— Start The records —

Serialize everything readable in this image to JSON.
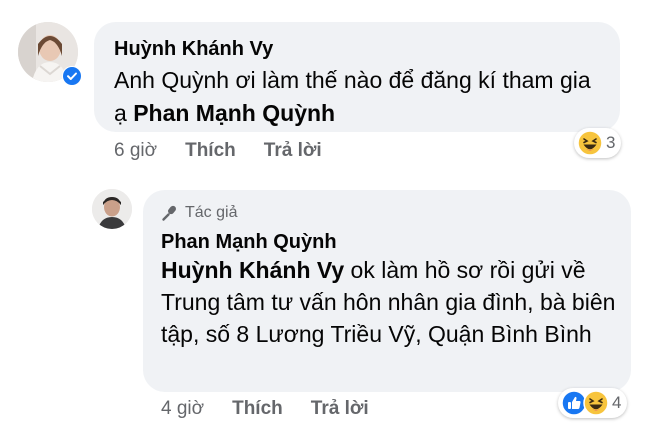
{
  "comment1": {
    "author": "Huỳnh Khánh Vy",
    "text_prefix": "Anh Quỳnh ơi làm thế nào để đăng kí tham gia ạ ",
    "mention": "Phan Mạnh Quỳnh",
    "time": "6 giờ",
    "like_label": "Thích",
    "reply_label": "Trả lời",
    "reaction_count": "3",
    "reaction_icons": [
      "haha-icon"
    ]
  },
  "reply1": {
    "author_badge": "Tác giả",
    "author": "Phan Mạnh Quỳnh",
    "mention": "Huỳnh Khánh Vy",
    "text": " ok làm hồ sơ rồi gửi về Trung tâm tư vấn hôn nhân gia đình, bà biên tập, số 8 Lương Triều Vỹ, Quận Bình Bình",
    "time": "4 giờ",
    "like_label": "Thích",
    "reply_label": "Trả lời",
    "reaction_count": "4",
    "reaction_icons": [
      "like-icon",
      "haha-icon"
    ]
  },
  "colors": {
    "bubble": "#f0f2f5",
    "secondary_text": "#65676b",
    "like_blue": "#1877f2",
    "haha_yellow": "#f7c43d"
  }
}
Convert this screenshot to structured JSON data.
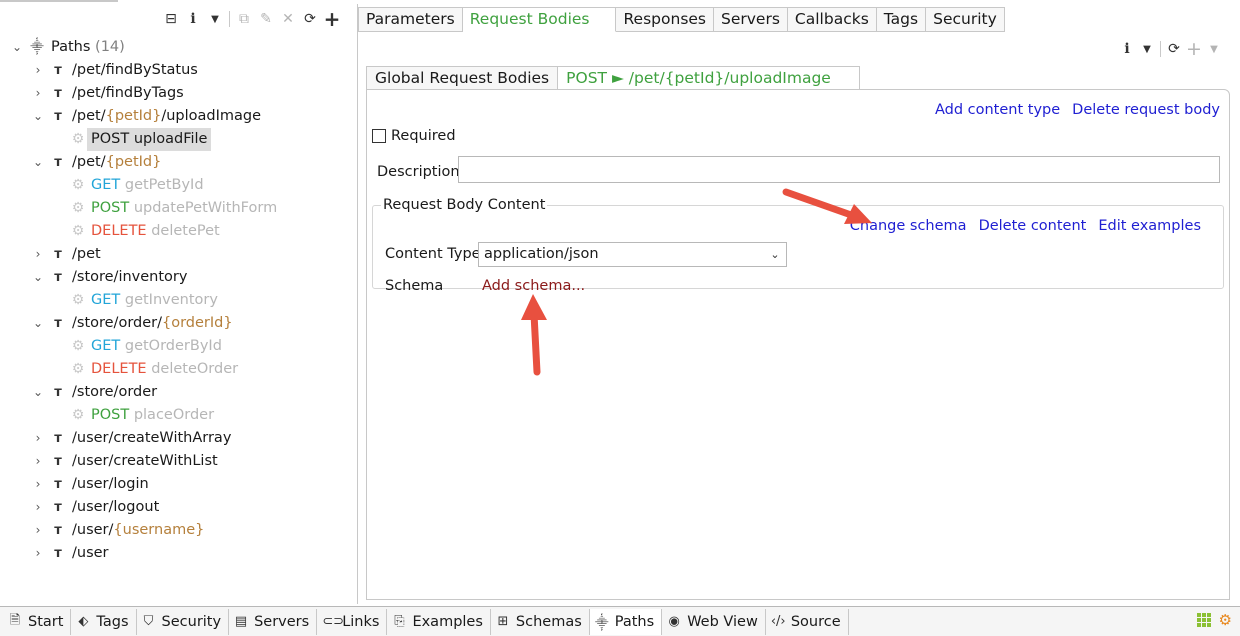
{
  "left_toolbar": {
    "icons": [
      "collapse-icon",
      "info-icon",
      "dropdown-icon",
      "copy-icon",
      "edit-icon",
      "delete-icon",
      "refresh-icon",
      "add-icon"
    ]
  },
  "tree": {
    "root_label": "Paths",
    "root_count": "(14)",
    "items": [
      {
        "kind": "path",
        "expanded": false,
        "parts": [
          "/pet/findByStatus"
        ]
      },
      {
        "kind": "path",
        "expanded": false,
        "parts": [
          "/pet/findByTags"
        ]
      },
      {
        "kind": "path",
        "expanded": true,
        "parts": [
          "/pet/",
          "{petId}",
          "/uploadImage"
        ]
      },
      {
        "kind": "op",
        "method": "POST",
        "name": "uploadFile",
        "selected": true
      },
      {
        "kind": "path",
        "expanded": true,
        "parts": [
          "/pet/",
          "{petId}"
        ]
      },
      {
        "kind": "op",
        "method": "GET",
        "name": "getPetById"
      },
      {
        "kind": "op",
        "method": "POST",
        "name": "updatePetWithForm"
      },
      {
        "kind": "op",
        "method": "DELETE",
        "name": "deletePet"
      },
      {
        "kind": "path",
        "expanded": false,
        "parts": [
          "/pet"
        ]
      },
      {
        "kind": "path",
        "expanded": true,
        "parts": [
          "/store/inventory"
        ]
      },
      {
        "kind": "op",
        "method": "GET",
        "name": "getInventory"
      },
      {
        "kind": "path",
        "expanded": true,
        "parts": [
          "/store/order/",
          "{orderId}"
        ]
      },
      {
        "kind": "op",
        "method": "GET",
        "name": "getOrderById"
      },
      {
        "kind": "op",
        "method": "DELETE",
        "name": "deleteOrder"
      },
      {
        "kind": "path",
        "expanded": true,
        "parts": [
          "/store/order"
        ]
      },
      {
        "kind": "op",
        "method": "POST",
        "name": "placeOrder"
      },
      {
        "kind": "path",
        "expanded": false,
        "parts": [
          "/user/createWithArray"
        ]
      },
      {
        "kind": "path",
        "expanded": false,
        "parts": [
          "/user/createWithList"
        ]
      },
      {
        "kind": "path",
        "expanded": false,
        "parts": [
          "/user/login"
        ]
      },
      {
        "kind": "path",
        "expanded": false,
        "parts": [
          "/user/logout"
        ]
      },
      {
        "kind": "path",
        "expanded": false,
        "parts": [
          "/user/",
          "{username}"
        ]
      },
      {
        "kind": "path",
        "expanded": false,
        "parts": [
          "/user"
        ]
      }
    ]
  },
  "editor": {
    "tabs": [
      "Parameters",
      "Request Bodies",
      "Responses",
      "Servers",
      "Callbacks",
      "Tags",
      "Security"
    ],
    "active_tab": "Request Bodies",
    "toolbar_icons": [
      "info-icon",
      "dropdown-icon",
      "refresh-icon",
      "add-icon",
      "dropdown-icon"
    ],
    "sub_tabs": {
      "global": "Global Request Bodies",
      "active_method": "POST",
      "active_arrow": "►",
      "active_path": "/pet/{petId}/uploadImage"
    },
    "links": {
      "add_content_type": "Add content type",
      "delete_request_body": "Delete request body"
    },
    "required_label": "Required",
    "required_checked": false,
    "description_label": "Description",
    "description_value": "",
    "content_group": {
      "title": "Request Body Content",
      "change_schema": "Change schema",
      "delete_content": "Delete content",
      "edit_examples": "Edit examples",
      "content_type_label": "Content Type",
      "content_type_value": "application/json",
      "schema_label": "Schema",
      "add_schema": "Add schema..."
    },
    "annotation_color": "#e8503f"
  },
  "bottom_tabs": [
    {
      "label": "Start",
      "icon": "document-icon"
    },
    {
      "label": "Tags",
      "icon": "tag-icon"
    },
    {
      "label": "Security",
      "icon": "shield-icon"
    },
    {
      "label": "Servers",
      "icon": "server-icon"
    },
    {
      "label": "Links",
      "icon": "link-icon"
    },
    {
      "label": "Examples",
      "icon": "examples-icon"
    },
    {
      "label": "Schemas",
      "icon": "schemas-icon"
    },
    {
      "label": "Paths",
      "icon": "paths-icon",
      "active": true
    },
    {
      "label": "Web View",
      "icon": "globe-icon"
    },
    {
      "label": "Source",
      "icon": "code-icon"
    }
  ],
  "status_icons": [
    "apps-grid-icon",
    "settings-gears-icon"
  ]
}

— End The records —

Set down every record once more, word for word, without pictures.

Serialize everything readable in this image to JSON.
{
  "comment1": {
    "author": "Huỳnh Khánh Vy",
    "text_prefix": "Anh Quỳnh ơi làm thế nào để đăng kí tham gia ạ ",
    "mention": "Phan Mạnh Quỳnh",
    "time": "6 giờ",
    "like_label": "Thích",
    "reply_label": "Trả lời",
    "reaction_count": "3",
    "reaction_icons": [
      "haha-icon"
    ]
  },
  "reply1": {
    "author_badge": "Tác giả",
    "author": "Phan Mạnh Quỳnh",
    "mention": "Huỳnh Khánh Vy",
    "text": " ok làm hồ sơ rồi gửi về Trung tâm tư vấn hôn nhân gia đình, bà biên tập, số 8 Lương Triều Vỹ, Quận Bình Bình",
    "time": "4 giờ",
    "like_label": "Thích",
    "reply_label": "Trả lời",
    "reaction_count": "4",
    "reaction_icons": [
      "like-icon",
      "haha-icon"
    ]
  },
  "colors": {
    "bubble": "#f0f2f5",
    "secondary_text": "#65676b",
    "like_blue": "#1877f2",
    "haha_yellow": "#f7c43d"
  }
}
Convert this screenshot to structured JSON data.
{
  "left_toolbar": {
    "icons": [
      "collapse-icon",
      "info-icon",
      "dropdown-icon",
      "copy-icon",
      "edit-icon",
      "delete-icon",
      "refresh-icon",
      "add-icon"
    ]
  },
  "tree": {
    "root_label": "Paths",
    "root_count": "(14)",
    "items": [
      {
        "kind": "path",
        "expanded": false,
        "parts": [
          "/pet/findByStatus"
        ]
      },
      {
        "kind": "path",
        "expanded": false,
        "parts": [
          "/pet/findByTags"
        ]
      },
      {
        "kind": "path",
        "expanded": true,
        "parts": [
          "/pet/",
          "{petId}",
          "/uploadImage"
        ]
      },
      {
        "kind": "op",
        "method": "POST",
        "name": "uploadFile",
        "selected": true
      },
      {
        "kind": "path",
        "expanded": true,
        "parts": [
          "/pet/",
          "{petId}"
        ]
      },
      {
        "kind": "op",
        "method": "GET",
        "name": "getPetById"
      },
      {
        "kind": "op",
        "method": "POST",
        "name": "updatePetWithForm"
      },
      {
        "kind": "op",
        "method": "DELETE",
        "name": "deletePet"
      },
      {
        "kind": "path",
        "expanded": false,
        "parts": [
          "/pet"
        ]
      },
      {
        "kind": "path",
        "expanded": true,
        "parts": [
          "/store/inventory"
        ]
      },
      {
        "kind": "op",
        "method": "GET",
        "name": "getInventory"
      },
      {
        "kind": "path",
        "expanded": true,
        "parts": [
          "/store/order/",
          "{orderId}"
        ]
      },
      {
        "kind": "op",
        "method": "GET",
        "name": "getOrderById"
      },
      {
        "kind": "op",
        "method": "DELETE",
        "name": "deleteOrder"
      },
      {
        "kind": "path",
        "expanded": true,
        "parts": [
          "/store/order"
        ]
      },
      {
        "kind": "op",
        "method": "POST",
        "name": "placeOrder"
      },
      {
        "kind": "path",
        "expanded": false,
        "parts": [
          "/user/createWithArray"
        ]
      },
      {
        "kind": "path",
        "expanded": false,
        "parts": [
          "/user/createWithList"
        ]
      },
      {
        "kind": "path",
        "expanded": false,
        "parts": [
          "/user/login"
        ]
      },
      {
        "kind": "path",
        "expanded": false,
        "parts": [
          "/user/logout"
        ]
      },
      {
        "kind": "path",
        "expanded": false,
        "parts": [
          "/user/",
          "{username}"
        ]
      },
      {
        "kind": "path",
        "expanded": false,
        "parts": [
          "/user"
        ]
      }
    ]
  },
  "editor": {
    "tabs": [
      "Parameters",
      "Request Bodies",
      "Responses",
      "Servers",
      "Callbacks",
      "Tags",
      "Security"
    ],
    "active_tab": "Request Bodies",
    "toolbar_icons": [
      "info-icon",
      "dropdown-icon",
      "refresh-icon",
      "add-icon",
      "dropdown-icon"
    ],
    "sub_tabs": {
      "global": "Global Request Bodies",
      "active_method": "POST",
      "active_arrow": "►",
      "active_path": "/pet/{petId}/uploadImage"
    },
    "links": {
      "add_content_type": "Add content type",
      "delete_request_body": "Delete request body"
    },
    "required_label": "Required",
    "required_checked": false,
    "description_label": "Description",
    "description_value": "",
    "content_group": {
      "title": "Request Body Content",
      "change_schema": "Change schema",
      "delete_content": "Delete content",
      "edit_examples": "Edit examples",
      "content_type_label": "Content Type",
      "content_type_value": "application/json",
      "schema_label": "Schema",
      "add_schema": "Add schema..."
    },
    "annotation_color": "#e8503f"
  },
  "bottom_tabs": [
    {
      "label": "Start",
      "icon": "document-icon"
    },
    {
      "label": "Tags",
      "icon": "tag-icon"
    },
    {
      "label": "Security",
      "icon": "shield-icon"
    },
    {
      "label": "Servers",
      "icon": "server-icon"
    },
    {
      "label": "Links",
      "icon": "link-icon"
    },
    {
      "label": "Examples",
      "icon": "examples-icon"
    },
    {
      "label": "Schemas",
      "icon": "schemas-icon"
    },
    {
      "label": "Paths",
      "icon": "paths-icon",
      "active": true
    },
    {
      "label": "Web View",
      "icon": "globe-icon"
    },
    {
      "label": "Source",
      "icon": "code-icon"
    }
  ],
  "status_icons": [
    "apps-grid-icon",
    "settings-gears-icon"
  ]
}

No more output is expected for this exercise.